* START The input *

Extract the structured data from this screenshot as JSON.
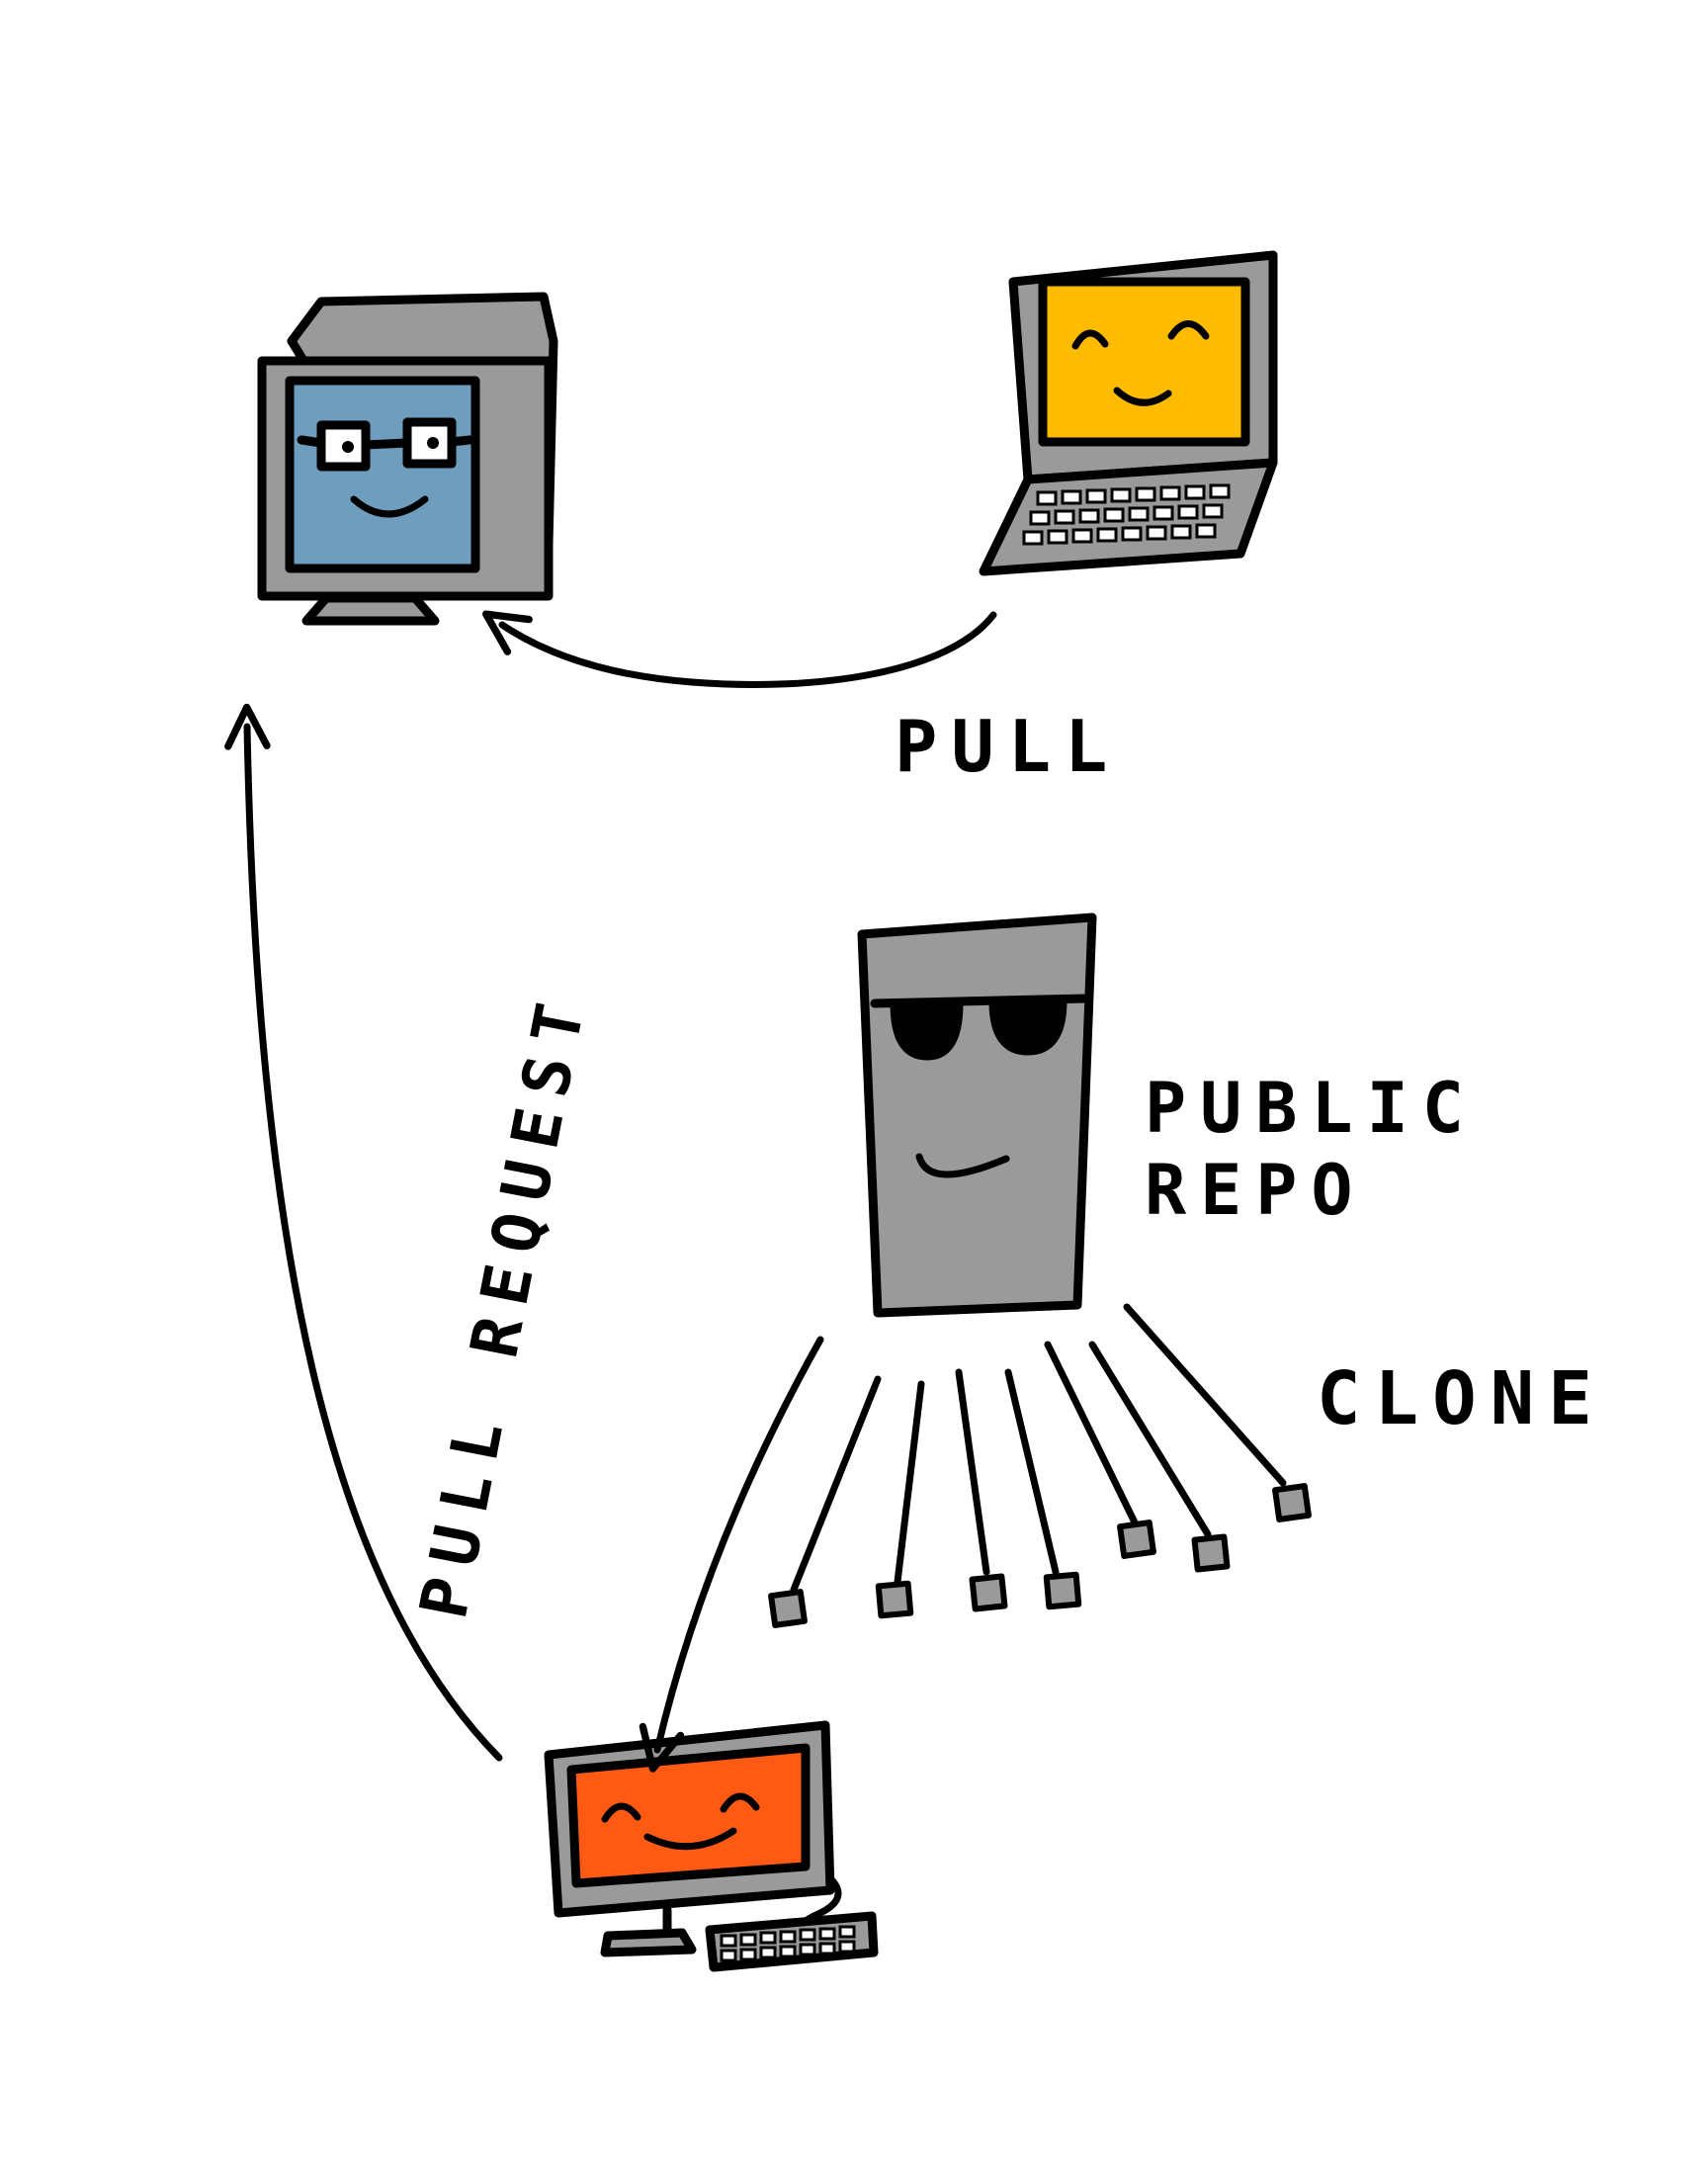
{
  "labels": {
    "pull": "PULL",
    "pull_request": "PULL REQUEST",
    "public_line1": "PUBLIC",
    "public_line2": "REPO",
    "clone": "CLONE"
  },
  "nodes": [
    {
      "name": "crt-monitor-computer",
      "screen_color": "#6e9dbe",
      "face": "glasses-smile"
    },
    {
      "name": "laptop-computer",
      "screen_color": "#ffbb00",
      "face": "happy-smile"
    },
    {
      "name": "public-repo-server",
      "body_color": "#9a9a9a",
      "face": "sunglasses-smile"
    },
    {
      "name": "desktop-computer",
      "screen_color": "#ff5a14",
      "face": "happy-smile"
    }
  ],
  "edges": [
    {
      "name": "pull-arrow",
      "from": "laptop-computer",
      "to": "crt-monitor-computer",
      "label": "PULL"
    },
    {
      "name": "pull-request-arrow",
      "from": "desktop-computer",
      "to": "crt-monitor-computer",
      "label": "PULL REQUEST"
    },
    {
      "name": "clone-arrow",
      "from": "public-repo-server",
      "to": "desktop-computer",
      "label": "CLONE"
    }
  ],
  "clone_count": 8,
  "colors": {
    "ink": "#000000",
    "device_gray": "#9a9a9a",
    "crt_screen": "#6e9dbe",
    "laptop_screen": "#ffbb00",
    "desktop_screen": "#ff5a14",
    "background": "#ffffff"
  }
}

* END The input *

Exercise aim — Leave the pictures out and reproduce each record exactly as written.

Exercise solution —
Extract the structured data from this screenshot as JSON.
{
  "labels": {
    "pull": "PULL",
    "pull_request": "PULL REQUEST",
    "public_line1": "PUBLIC",
    "public_line2": "REPO",
    "clone": "CLONE"
  },
  "nodes": [
    {
      "name": "crt-monitor-computer",
      "screen_color": "#6e9dbe",
      "face": "glasses-smile"
    },
    {
      "name": "laptop-computer",
      "screen_color": "#ffbb00",
      "face": "happy-smile"
    },
    {
      "name": "public-repo-server",
      "body_color": "#9a9a9a",
      "face": "sunglasses-smile"
    },
    {
      "name": "desktop-computer",
      "screen_color": "#ff5a14",
      "face": "happy-smile"
    }
  ],
  "edges": [
    {
      "name": "pull-arrow",
      "from": "laptop-computer",
      "to": "crt-monitor-computer",
      "label": "PULL"
    },
    {
      "name": "pull-request-arrow",
      "from": "desktop-computer",
      "to": "crt-monitor-computer",
      "label": "PULL REQUEST"
    },
    {
      "name": "clone-arrow",
      "from": "public-repo-server",
      "to": "desktop-computer",
      "label": "CLONE"
    }
  ],
  "clone_count": 8,
  "colors": {
    "ink": "#000000",
    "device_gray": "#9a9a9a",
    "crt_screen": "#6e9dbe",
    "laptop_screen": "#ffbb00",
    "desktop_screen": "#ff5a14",
    "background": "#ffffff"
  }
}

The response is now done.